- **Task to complete**: Identify the lines that contain the string "name", then copy each of them.

- **Provided records**:

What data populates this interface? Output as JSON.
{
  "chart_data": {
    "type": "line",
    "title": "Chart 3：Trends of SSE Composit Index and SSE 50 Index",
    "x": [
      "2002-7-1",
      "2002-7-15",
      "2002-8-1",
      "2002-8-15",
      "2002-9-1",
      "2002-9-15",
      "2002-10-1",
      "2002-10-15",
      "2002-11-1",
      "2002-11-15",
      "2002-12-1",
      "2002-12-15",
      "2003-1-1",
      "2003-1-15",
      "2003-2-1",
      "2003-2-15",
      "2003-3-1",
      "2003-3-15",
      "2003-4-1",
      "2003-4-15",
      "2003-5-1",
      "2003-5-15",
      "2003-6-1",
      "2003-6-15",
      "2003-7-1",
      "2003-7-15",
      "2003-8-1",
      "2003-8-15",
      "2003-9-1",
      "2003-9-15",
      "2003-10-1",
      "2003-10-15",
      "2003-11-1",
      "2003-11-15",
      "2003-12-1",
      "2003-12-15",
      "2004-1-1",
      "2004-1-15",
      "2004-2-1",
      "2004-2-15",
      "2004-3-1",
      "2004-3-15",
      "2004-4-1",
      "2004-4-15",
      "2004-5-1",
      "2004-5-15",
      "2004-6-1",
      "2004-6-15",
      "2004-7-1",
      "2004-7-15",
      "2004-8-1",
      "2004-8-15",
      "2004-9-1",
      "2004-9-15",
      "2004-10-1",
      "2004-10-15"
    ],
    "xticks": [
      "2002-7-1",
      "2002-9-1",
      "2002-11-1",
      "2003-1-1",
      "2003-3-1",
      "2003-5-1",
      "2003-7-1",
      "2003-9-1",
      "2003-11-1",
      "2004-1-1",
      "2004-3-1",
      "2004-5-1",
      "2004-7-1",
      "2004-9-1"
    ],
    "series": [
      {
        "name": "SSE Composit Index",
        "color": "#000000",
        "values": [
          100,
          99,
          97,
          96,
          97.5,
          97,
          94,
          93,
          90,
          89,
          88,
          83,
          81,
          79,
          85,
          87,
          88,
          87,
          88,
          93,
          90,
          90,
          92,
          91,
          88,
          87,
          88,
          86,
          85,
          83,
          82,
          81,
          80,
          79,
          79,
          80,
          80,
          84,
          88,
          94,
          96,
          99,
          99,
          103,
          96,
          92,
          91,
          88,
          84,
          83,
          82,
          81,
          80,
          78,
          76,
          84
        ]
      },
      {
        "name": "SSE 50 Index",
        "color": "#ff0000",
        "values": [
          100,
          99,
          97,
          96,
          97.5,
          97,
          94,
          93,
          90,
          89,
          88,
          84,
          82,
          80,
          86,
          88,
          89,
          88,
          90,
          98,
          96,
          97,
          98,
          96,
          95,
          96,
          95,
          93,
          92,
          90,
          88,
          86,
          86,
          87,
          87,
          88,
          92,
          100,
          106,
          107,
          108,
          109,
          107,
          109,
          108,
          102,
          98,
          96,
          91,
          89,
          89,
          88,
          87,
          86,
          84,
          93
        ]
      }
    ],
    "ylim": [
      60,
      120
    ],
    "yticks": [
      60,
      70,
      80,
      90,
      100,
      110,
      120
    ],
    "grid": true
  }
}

- **Full answer**:
        "name": "SSE Composit Index",
        "name": "SSE 50 Index",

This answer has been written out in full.